- Problem requirements: Every record, from the first line to the last, needs to be given again exactly.

[[ Stored data open ]]

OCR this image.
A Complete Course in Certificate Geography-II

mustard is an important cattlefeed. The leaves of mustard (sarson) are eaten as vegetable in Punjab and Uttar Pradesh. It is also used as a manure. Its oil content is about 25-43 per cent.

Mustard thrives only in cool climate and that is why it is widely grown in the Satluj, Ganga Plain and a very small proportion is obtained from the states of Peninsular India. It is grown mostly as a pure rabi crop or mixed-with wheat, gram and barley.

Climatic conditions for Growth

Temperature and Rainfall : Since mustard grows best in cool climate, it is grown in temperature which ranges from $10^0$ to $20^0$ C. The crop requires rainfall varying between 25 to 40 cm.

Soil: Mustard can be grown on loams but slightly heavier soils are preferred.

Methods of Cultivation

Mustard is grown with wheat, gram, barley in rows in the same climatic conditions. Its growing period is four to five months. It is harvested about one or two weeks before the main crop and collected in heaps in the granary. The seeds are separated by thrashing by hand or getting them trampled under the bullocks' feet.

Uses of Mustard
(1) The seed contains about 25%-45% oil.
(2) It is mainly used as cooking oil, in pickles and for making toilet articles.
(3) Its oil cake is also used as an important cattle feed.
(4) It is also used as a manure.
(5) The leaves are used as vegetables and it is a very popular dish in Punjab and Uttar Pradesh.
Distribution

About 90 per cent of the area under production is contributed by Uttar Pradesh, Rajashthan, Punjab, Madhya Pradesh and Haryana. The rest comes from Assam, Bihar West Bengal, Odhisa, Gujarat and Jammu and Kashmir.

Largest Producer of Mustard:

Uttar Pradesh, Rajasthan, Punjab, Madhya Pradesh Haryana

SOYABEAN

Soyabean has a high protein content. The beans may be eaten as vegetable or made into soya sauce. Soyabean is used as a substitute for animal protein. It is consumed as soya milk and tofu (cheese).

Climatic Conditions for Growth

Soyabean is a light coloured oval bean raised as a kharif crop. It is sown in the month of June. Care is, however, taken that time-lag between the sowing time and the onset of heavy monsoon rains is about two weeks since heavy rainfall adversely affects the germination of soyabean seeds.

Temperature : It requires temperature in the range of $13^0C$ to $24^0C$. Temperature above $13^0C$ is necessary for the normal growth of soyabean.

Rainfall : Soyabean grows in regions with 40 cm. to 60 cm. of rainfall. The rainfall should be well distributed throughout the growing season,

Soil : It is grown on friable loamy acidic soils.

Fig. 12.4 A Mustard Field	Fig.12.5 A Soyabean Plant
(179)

[[ Stored data closed ]]

- Output of the exercise:
OCR this image.
A Complete Course in Certificate Geography-II

mustard is an important cattlefeed. The leaves of mustard (sarson) are eaten as vegetable in Punjab and Uttar Pradesh. It is also used as a manure. Its oil content is about 25-43 per cent.

Mustard thrives only in cool climate and that is why it is widely grown in the Satluj, Ganga Plain and a very small proportion is obtained from the states of Peninsular India. It is grown mostly as a pure rabi crop or mixed-with wheat, gram and barley.

Climatic conditions for Growth

Temperature and Rainfall : Since mustard grows best in cool climate, it is grown in temperature which ranges from $10^0$ to $20^0$ C. The crop requires rainfall varying between 25 to 40 cm.

Soil: Mustard can be grown on loams but slightly heavier soils are preferred.

Methods of Cultivation

Mustard is grown with wheat, gram, barley in rows in the same climatic conditions. Its growing period is four to five months. It is harvested about one or two weeks before the main crop and collected in heaps in the granary. The seeds are separated by thrashing by hand or getting them trampled under the bullocks' feet.

Uses of Mustard
(1) The seed contains about 25%-45% oil.
(2) It is mainly used as cooking oil, in pickles and for making toilet articles.
(3) Its oil cake is also used as an important cattle feed.
(4) It is also used as a manure.
(5) The leaves are used as vegetables and it is a very popular dish in Punjab and Uttar Pradesh.
Distribution

About 90 per cent of the area under production is contributed by Uttar Pradesh, Rajashthan, Punjab, Madhya Pradesh and Haryana. The rest comes from Assam, Bihar West Bengal, Odhisa, Gujarat and Jammu and Kashmir.

Largest Producer of Mustard:

Uttar Pradesh, Rajasthan, Punjab, Madhya Pradesh Haryana

SOYABEAN

Soyabean has a high protein content. The beans may be eaten as vegetable or made into soya sauce. Soyabean is used as a substitute for animal protein. It is consumed as soya milk and tofu (cheese).

Climatic Conditions for Growth

Soyabean is a light coloured oval bean raised as a kharif crop. It is sown in the month of June. Care is, however, taken that time-lag between the sowing time and the onset of heavy monsoon rains is about two weeks since heavy rainfall adversely affects the germination of soyabean seeds.

Temperature : It requires temperature in the range of $13^0C$ to $24^0C$. Temperature above $13^0C$ is necessary for the normal growth of soyabean.

Rainfall : Soyabean grows in regions with 40 cm. to 60 cm. of rainfall. The rainfall should be well distributed throughout the growing season,

Soil : It is grown on friable loamy acidic soils.

Fig. 12.4 A Mustard Field	Fig.12.5 A Soyabean Plant
(179)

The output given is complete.